_Input material_.
··········
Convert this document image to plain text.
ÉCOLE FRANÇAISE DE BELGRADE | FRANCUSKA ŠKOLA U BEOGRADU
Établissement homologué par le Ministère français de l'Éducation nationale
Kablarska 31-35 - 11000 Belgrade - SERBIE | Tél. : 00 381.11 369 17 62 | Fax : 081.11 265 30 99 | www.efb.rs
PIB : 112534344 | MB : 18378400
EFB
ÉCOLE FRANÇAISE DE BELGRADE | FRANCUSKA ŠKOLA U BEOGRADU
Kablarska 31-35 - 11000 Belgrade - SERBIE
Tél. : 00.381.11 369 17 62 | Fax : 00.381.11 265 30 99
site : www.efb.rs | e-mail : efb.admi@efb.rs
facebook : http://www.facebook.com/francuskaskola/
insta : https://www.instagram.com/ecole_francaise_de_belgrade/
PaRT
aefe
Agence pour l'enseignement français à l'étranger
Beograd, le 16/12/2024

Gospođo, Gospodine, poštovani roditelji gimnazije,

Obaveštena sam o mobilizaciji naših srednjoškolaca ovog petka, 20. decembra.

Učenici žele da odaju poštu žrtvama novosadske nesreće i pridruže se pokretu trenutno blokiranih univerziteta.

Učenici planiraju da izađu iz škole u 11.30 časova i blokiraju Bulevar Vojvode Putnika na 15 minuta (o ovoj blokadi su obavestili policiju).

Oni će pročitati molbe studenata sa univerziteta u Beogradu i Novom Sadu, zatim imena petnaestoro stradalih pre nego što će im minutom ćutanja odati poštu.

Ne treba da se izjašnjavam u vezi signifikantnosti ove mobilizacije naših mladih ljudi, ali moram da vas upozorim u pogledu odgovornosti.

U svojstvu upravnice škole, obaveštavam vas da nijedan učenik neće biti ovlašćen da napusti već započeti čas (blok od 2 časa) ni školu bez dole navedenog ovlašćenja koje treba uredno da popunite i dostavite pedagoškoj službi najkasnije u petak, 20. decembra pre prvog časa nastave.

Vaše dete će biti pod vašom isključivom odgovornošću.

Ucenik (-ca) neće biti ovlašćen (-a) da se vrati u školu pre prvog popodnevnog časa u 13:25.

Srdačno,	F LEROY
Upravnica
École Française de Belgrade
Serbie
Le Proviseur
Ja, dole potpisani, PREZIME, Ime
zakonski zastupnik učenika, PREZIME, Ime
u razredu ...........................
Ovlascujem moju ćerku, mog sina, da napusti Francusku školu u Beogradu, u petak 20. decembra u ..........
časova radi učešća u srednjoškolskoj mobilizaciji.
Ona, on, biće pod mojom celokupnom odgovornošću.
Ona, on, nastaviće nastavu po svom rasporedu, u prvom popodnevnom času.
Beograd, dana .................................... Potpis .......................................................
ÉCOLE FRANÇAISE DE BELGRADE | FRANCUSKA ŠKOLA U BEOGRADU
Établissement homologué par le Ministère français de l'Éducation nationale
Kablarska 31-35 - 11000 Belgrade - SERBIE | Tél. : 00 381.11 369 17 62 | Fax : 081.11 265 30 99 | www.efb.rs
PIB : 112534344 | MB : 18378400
··········
_Given problem_. Print out every entry, keeping each one exact.

_Worked solution_.
Convert this document image to plain text.
ÉCOLE FRANÇAISE DE BELGRADE | FRANCUSKA ŠKOLA U BEOGRADU
Établissement homologué par le Ministère français de l'Éducation nationale
Kablarska 31-35 - 11000 Belgrade - SERBIE | Tél. : 00 381.11 369 17 62 | Fax : 081.11 265 30 99 | www.efb.rs
PIB : 112534344 | MB : 18378400
EFB
ÉCOLE FRANÇAISE DE BELGRADE | FRANCUSKA ŠKOLA U BEOGRADU
Kablarska 31-35 - 11000 Belgrade - SERBIE
Tél. : 00.381.11 369 17 62 | Fax : 00.381.11 265 30 99
site : www.efb.rs | e-mail : efb.admi@efb.rs
facebook : http://www.facebook.com/francuskaskola/
insta : https://www.instagram.com/ecole_francaise_de_belgrade/
PaRT
aefe
Agence pour l'enseignement français à l'étranger
Beograd, le 16/12/2024

Gospođo, Gospodine, poštovani roditelji gimnazije,

Obaveštena sam o mobilizaciji naših srednjoškolaca ovog petka, 20. decembra.

Učenici žele da odaju poštu žrtvama novosadske nesreće i pridruže se pokretu trenutno blokiranih univerziteta.

Učenici planiraju da izađu iz škole u 11.30 časova i blokiraju Bulevar Vojvode Putnika na 15 minuta (o ovoj blokadi su obavestili policiju).

Oni će pročitati molbe studenata sa univerziteta u Beogradu i Novom Sadu, zatim imena petnaestoro stradalih pre nego što će im minutom ćutanja odati poštu.

Ne treba da se izjašnjavam u vezi signifikantnosti ove mobilizacije naših mladih ljudi, ali moram da vas upozorim u pogledu odgovornosti.

U svojstvu upravnice škole, obaveštavam vas da nijedan učenik neće biti ovlašćen da napusti već započeti čas (blok od 2 časa) ni školu bez dole navedenog ovlašćenja koje treba uredno da popunite i dostavite pedagoškoj službi najkasnije u petak, 20. decembra pre prvog časa nastave.

Vaše dete će biti pod vašom isključivom odgovornošću.

Ucenik (-ca) neće biti ovlašćen (-a) da se vrati u školu pre prvog popodnevnog časa u 13:25.

Srdačno,	F LEROY
Upravnica
École Française de Belgrade
Serbie
Le Proviseur
Ja, dole potpisani, PREZIME, Ime
zakonski zastupnik učenika, PREZIME, Ime
u razredu ...........................
Ovlascujem moju ćerku, mog sina, da napusti Francusku školu u Beogradu, u petak 20. decembra u ..........
časova radi učešća u srednjoškolskoj mobilizaciji.
Ona, on, biće pod mojom celokupnom odgovornošću.
Ona, on, nastaviće nastavu po svom rasporedu, u prvom popodnevnom času.
Beograd, dana .................................... Potpis .......................................................
ÉCOLE FRANÇAISE DE BELGRADE | FRANCUSKA ŠKOLA U BEOGRADU
Établissement homologué par le Ministère français de l'Éducation nationale
Kablarska 31-35 - 11000 Belgrade - SERBIE | Tél. : 00 381.11 369 17 62 | Fax : 081.11 265 30 99 | www.efb.rs
PIB : 112534344 | MB : 18378400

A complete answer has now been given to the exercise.